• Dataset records
──────
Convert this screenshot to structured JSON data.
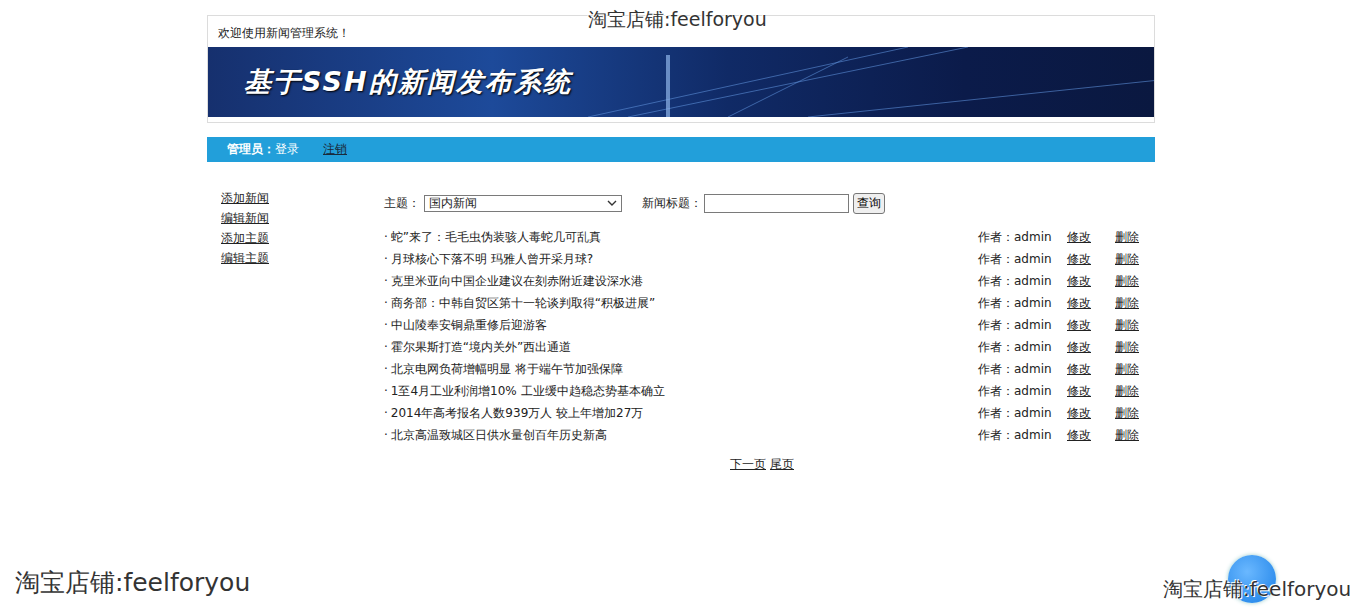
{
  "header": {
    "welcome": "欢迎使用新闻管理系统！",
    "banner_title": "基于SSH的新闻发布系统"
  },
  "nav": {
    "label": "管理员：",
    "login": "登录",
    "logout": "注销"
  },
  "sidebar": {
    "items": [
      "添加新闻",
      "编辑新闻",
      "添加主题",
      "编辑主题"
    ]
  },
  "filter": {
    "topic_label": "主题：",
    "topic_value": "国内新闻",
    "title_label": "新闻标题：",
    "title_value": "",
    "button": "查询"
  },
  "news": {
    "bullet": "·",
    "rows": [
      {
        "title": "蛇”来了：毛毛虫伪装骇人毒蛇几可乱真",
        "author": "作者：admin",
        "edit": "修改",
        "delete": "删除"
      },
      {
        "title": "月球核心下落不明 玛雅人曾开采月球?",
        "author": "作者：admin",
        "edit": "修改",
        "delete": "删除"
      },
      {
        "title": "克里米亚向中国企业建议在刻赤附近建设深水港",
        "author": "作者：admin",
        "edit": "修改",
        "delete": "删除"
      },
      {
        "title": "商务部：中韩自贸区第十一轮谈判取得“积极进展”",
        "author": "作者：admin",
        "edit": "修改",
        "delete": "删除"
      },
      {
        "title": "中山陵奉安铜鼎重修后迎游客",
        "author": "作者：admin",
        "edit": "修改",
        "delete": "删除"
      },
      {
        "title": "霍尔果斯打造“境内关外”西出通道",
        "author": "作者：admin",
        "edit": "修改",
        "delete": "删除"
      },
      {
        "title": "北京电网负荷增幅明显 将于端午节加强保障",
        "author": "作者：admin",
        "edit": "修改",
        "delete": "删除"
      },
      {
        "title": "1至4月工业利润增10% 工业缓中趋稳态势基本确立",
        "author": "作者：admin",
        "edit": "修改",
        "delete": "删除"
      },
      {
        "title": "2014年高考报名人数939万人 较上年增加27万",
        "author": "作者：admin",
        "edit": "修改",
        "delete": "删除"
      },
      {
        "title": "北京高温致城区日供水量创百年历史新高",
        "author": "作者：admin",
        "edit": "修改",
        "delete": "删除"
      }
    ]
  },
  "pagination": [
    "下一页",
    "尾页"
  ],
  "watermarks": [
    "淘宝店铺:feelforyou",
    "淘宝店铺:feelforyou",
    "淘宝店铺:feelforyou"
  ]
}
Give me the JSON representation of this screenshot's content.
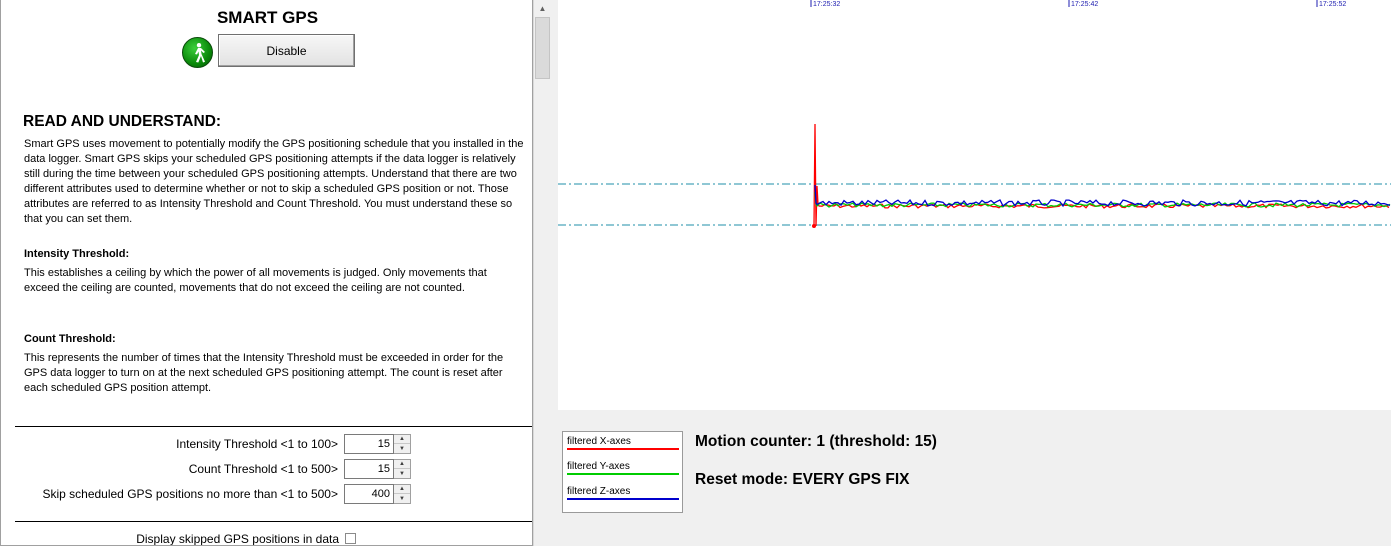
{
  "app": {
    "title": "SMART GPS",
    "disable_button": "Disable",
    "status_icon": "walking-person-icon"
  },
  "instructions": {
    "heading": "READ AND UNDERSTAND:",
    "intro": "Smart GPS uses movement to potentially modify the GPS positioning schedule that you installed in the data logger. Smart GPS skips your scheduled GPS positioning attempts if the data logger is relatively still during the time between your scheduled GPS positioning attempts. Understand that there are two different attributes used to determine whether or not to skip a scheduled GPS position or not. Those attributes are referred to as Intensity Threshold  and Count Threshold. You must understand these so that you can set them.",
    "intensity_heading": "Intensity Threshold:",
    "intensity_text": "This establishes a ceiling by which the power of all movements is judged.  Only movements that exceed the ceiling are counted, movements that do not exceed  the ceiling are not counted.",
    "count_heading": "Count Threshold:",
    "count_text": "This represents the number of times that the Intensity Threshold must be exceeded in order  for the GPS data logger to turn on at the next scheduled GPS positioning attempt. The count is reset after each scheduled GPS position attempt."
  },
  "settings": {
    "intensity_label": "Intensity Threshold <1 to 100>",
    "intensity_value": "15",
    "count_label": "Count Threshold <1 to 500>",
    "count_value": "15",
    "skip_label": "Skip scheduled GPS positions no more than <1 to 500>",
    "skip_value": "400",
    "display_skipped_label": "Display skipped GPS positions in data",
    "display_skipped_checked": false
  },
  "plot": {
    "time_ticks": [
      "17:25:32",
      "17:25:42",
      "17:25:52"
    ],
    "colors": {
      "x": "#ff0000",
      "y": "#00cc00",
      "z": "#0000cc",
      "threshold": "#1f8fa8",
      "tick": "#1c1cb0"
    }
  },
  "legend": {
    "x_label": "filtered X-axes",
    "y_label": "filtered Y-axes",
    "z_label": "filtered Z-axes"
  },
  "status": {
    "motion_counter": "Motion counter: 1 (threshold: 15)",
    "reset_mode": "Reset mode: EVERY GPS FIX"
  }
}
──────
• WHAT IS EXPECTED
Using the listing above, show each line holding the string "must".

• ANSWER BELOW
    "intro": "Smart GPS uses movement to potentially modify the GPS positioning schedule that you installed in the data logger. Smart GPS skips your scheduled GPS positioning attempts if the data logger is relatively still during the time between your scheduled GPS positioning attempts. Understand that there are two different attributes used to determine whether or not to skip a scheduled GPS position or not. Those attributes are referred to as Intensity Threshold  and Count Threshold. You must understand these so that you can set them.",
    "count_text": "This represents the number of times that the Intensity Threshold must be exceeded in order  for the GPS data logger to turn on at the next scheduled GPS positioning attempt. The count is reset after each scheduled GPS position attempt."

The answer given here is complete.